Figure record listings
-------------------------

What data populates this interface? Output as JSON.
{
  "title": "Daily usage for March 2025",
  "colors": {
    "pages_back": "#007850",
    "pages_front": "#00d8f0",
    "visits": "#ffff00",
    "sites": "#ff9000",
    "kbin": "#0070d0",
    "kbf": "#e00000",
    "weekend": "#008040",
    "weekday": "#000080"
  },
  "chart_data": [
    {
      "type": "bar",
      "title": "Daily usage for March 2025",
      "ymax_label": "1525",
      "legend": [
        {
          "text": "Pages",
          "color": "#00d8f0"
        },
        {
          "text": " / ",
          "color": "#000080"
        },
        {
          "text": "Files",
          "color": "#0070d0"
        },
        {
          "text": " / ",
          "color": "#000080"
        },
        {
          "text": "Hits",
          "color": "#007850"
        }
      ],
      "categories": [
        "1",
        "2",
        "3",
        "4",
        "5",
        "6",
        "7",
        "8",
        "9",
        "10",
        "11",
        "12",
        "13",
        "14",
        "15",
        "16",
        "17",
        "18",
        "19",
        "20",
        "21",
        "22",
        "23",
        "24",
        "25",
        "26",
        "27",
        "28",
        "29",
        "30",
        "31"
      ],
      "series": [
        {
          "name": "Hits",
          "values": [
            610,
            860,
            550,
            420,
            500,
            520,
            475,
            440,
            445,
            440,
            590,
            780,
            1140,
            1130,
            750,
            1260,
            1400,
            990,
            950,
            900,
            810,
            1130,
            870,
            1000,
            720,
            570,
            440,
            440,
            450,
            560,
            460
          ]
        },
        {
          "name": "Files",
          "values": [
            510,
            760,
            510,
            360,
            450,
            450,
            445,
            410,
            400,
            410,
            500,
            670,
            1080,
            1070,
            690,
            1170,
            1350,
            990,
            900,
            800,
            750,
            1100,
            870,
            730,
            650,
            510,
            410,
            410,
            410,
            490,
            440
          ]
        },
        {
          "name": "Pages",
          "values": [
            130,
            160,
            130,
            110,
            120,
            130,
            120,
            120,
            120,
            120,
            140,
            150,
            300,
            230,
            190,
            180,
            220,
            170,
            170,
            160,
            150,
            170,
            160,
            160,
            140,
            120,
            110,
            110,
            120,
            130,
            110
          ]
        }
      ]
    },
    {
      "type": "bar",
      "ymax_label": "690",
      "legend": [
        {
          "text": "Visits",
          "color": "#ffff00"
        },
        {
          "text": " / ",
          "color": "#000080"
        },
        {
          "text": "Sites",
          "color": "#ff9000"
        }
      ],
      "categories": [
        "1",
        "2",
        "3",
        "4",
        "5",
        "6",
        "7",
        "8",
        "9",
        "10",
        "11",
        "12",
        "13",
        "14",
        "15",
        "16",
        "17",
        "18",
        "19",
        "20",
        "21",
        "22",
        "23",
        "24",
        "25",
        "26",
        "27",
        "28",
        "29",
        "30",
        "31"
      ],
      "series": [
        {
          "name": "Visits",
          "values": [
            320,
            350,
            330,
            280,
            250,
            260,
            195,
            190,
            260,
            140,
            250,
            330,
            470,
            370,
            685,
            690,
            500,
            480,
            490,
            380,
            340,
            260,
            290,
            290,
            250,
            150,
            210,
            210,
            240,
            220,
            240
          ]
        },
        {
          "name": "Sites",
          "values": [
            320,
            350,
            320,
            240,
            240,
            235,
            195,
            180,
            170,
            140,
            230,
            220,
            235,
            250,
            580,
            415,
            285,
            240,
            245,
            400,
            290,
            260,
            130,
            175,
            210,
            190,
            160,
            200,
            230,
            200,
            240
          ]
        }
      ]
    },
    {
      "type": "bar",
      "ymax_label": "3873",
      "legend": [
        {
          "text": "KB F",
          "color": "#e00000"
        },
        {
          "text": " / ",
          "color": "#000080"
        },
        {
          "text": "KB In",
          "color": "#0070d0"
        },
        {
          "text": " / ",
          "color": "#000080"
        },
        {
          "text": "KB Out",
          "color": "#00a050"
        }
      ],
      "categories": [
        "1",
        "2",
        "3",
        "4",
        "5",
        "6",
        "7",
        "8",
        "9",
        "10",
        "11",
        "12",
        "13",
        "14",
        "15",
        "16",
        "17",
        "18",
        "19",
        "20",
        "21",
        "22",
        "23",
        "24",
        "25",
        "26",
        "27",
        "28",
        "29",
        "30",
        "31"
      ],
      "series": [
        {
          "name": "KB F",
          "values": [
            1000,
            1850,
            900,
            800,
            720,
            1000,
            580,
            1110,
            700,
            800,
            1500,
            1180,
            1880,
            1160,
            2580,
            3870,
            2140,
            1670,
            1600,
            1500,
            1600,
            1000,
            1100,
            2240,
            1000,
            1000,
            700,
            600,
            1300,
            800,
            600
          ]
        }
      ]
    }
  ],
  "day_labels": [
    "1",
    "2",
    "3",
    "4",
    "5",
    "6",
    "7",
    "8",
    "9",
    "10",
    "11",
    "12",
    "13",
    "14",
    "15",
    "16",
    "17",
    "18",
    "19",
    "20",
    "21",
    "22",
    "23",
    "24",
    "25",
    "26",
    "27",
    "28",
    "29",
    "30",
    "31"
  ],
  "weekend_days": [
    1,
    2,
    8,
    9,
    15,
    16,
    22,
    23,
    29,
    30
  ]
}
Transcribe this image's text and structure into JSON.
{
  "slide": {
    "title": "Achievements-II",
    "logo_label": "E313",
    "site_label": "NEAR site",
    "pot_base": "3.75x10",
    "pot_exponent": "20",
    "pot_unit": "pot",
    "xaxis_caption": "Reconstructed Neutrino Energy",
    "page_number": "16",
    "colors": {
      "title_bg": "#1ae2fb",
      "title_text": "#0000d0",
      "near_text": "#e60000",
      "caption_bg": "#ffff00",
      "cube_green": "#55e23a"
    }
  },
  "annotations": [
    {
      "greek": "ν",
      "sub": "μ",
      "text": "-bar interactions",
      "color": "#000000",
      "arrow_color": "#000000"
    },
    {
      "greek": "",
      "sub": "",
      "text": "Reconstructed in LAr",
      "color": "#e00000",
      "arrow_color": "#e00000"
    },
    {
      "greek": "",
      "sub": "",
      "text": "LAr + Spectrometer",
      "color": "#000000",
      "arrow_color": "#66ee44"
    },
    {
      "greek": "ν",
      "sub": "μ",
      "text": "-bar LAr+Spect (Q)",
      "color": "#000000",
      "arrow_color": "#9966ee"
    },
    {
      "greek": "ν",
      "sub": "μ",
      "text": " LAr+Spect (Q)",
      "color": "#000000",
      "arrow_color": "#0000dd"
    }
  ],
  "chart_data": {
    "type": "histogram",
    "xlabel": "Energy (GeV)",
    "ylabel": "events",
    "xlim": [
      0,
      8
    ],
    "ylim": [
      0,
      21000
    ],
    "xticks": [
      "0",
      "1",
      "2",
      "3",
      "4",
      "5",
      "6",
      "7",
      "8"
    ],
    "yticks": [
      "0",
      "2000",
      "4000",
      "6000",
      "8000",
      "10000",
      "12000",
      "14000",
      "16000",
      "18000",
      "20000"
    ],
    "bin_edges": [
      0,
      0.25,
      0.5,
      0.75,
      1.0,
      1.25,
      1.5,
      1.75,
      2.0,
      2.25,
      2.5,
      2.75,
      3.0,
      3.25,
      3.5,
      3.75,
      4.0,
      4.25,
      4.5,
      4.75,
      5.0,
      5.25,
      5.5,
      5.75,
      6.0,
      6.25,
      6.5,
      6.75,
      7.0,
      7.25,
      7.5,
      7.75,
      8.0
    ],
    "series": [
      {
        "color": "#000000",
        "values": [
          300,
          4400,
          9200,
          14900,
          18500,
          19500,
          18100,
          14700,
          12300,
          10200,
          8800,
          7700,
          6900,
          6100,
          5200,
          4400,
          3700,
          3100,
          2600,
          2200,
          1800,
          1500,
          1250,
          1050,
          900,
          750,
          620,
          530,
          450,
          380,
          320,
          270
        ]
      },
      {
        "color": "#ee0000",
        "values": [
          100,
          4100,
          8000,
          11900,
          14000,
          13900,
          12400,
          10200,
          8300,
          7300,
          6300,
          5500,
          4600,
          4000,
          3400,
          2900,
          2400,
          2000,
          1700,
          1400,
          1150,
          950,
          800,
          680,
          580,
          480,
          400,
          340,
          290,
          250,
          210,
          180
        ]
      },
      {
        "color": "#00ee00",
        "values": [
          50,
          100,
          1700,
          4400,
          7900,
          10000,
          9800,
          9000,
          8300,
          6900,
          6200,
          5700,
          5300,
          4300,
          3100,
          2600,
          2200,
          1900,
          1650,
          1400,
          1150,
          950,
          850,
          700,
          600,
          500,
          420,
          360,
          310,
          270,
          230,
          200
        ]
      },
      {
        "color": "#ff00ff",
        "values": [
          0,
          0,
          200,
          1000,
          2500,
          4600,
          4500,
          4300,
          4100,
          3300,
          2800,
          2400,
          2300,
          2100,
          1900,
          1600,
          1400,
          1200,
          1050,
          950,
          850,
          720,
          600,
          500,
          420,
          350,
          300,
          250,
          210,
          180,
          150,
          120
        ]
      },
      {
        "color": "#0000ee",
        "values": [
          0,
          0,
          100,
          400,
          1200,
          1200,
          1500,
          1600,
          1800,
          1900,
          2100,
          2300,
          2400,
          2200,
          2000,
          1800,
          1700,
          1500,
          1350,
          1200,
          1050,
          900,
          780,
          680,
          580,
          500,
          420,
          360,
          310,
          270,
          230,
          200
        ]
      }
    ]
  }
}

-------------------------

_WHAT THE EXERCISE ASKS_
Look through the entries above for the word "Daily". Copy every line where it shows up.

_THE OUTPUT_
  "title": "Daily usage for March 2025",
      "title": "Daily usage for March 2025",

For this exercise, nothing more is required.